_Records from a collection_.
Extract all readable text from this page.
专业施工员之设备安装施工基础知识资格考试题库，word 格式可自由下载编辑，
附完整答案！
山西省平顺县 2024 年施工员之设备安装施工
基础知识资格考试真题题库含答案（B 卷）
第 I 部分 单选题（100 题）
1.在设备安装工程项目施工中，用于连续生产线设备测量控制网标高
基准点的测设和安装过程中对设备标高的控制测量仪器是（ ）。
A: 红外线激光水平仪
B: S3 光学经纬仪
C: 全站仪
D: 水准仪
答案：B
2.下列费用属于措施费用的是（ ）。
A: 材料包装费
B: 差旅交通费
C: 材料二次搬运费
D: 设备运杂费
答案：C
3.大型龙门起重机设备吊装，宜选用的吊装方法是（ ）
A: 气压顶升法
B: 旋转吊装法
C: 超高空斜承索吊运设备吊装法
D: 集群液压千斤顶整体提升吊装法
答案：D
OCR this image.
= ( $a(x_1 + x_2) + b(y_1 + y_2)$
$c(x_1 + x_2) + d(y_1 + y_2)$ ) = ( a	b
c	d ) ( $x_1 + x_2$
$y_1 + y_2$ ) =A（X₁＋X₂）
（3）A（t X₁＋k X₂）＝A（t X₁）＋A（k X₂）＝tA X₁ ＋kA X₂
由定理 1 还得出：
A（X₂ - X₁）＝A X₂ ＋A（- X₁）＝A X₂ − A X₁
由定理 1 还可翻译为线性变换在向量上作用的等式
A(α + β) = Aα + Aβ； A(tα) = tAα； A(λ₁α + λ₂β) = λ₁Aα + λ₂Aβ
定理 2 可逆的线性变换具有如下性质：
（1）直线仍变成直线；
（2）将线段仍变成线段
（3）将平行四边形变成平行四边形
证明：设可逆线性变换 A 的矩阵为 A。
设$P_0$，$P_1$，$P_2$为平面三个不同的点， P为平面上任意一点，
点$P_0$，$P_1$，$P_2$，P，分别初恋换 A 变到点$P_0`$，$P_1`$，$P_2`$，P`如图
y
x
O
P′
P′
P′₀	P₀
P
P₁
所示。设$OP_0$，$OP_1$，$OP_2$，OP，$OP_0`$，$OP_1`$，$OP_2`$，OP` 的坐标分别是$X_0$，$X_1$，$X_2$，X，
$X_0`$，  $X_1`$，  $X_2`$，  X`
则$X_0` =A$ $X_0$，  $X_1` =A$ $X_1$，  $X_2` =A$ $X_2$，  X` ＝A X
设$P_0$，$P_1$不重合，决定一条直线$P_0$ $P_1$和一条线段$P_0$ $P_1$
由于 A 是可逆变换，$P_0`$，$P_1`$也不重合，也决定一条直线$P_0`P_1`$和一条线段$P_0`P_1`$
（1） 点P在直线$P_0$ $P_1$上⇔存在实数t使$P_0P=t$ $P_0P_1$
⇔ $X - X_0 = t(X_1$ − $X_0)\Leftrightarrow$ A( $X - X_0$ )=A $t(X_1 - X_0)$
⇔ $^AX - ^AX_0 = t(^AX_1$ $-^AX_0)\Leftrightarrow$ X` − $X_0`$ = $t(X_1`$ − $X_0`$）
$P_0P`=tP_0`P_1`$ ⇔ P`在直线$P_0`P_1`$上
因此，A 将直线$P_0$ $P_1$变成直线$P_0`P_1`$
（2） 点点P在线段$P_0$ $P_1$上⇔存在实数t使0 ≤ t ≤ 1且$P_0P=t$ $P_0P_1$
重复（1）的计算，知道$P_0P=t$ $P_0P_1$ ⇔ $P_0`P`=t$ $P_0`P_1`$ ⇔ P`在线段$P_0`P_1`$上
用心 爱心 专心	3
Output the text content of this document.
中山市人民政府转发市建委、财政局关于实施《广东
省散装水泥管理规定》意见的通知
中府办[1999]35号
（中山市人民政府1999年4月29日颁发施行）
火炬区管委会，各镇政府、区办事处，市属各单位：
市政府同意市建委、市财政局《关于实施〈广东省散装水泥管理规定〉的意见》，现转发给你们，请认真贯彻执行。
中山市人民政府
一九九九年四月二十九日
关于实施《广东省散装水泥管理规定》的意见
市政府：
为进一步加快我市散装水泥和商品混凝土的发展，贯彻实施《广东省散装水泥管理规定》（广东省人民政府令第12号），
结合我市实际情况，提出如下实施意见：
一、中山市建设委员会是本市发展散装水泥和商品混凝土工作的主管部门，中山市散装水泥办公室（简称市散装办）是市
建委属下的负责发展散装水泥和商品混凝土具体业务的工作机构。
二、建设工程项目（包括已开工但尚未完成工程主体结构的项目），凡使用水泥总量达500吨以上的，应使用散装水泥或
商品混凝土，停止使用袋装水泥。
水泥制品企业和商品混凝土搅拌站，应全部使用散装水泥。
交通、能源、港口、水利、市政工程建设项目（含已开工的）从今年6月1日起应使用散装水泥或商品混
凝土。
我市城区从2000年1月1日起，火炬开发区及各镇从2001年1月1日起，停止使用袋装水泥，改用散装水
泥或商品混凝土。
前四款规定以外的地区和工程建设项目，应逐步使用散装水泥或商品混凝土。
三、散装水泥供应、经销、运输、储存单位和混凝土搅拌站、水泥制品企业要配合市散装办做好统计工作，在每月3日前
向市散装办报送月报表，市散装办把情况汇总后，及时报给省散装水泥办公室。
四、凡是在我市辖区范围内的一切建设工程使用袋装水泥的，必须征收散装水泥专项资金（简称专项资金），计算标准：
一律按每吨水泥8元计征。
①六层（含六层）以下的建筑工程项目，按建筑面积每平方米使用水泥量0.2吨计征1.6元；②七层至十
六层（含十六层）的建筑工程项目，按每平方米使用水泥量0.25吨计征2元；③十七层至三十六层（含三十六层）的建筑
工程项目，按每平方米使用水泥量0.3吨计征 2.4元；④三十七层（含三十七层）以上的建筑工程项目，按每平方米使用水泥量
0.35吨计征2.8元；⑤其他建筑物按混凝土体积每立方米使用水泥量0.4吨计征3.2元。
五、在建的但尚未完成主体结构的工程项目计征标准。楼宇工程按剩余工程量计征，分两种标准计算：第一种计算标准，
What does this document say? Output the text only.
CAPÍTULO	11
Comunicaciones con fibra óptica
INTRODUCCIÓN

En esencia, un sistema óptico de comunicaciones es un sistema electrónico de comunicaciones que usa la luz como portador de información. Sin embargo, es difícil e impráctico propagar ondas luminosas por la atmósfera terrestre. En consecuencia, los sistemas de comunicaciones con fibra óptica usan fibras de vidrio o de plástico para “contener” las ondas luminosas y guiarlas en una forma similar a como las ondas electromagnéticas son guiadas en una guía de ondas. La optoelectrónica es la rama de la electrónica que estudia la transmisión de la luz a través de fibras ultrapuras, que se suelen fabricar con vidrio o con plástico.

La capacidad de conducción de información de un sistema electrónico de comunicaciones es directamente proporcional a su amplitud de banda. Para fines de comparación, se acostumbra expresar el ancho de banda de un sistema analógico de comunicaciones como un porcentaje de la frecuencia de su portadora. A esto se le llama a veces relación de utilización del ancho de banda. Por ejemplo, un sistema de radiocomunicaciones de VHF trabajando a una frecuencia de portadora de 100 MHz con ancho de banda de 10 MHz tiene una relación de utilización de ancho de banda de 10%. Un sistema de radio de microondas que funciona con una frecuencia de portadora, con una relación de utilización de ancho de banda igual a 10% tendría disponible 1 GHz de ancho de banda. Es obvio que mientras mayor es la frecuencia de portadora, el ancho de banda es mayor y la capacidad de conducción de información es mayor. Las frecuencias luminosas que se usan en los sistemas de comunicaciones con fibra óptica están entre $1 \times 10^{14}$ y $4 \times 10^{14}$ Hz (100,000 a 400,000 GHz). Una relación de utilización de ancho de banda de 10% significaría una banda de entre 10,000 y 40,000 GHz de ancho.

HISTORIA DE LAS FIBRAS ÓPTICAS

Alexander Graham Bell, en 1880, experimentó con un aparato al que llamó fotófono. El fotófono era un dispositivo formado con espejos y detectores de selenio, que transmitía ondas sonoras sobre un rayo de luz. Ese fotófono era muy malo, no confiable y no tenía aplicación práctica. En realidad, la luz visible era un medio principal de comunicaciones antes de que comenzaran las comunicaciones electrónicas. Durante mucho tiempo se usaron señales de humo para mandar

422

_Task details_. Each line with the string "停止使用袋装水泥" in it needs to be found and copied.

_Output below_.
商品混凝土，停止使用袋装水泥。
我市城区从2000年1月1日起，火炬开发区及各镇从2001年1月1日起，停止使用袋装水泥，改用散装水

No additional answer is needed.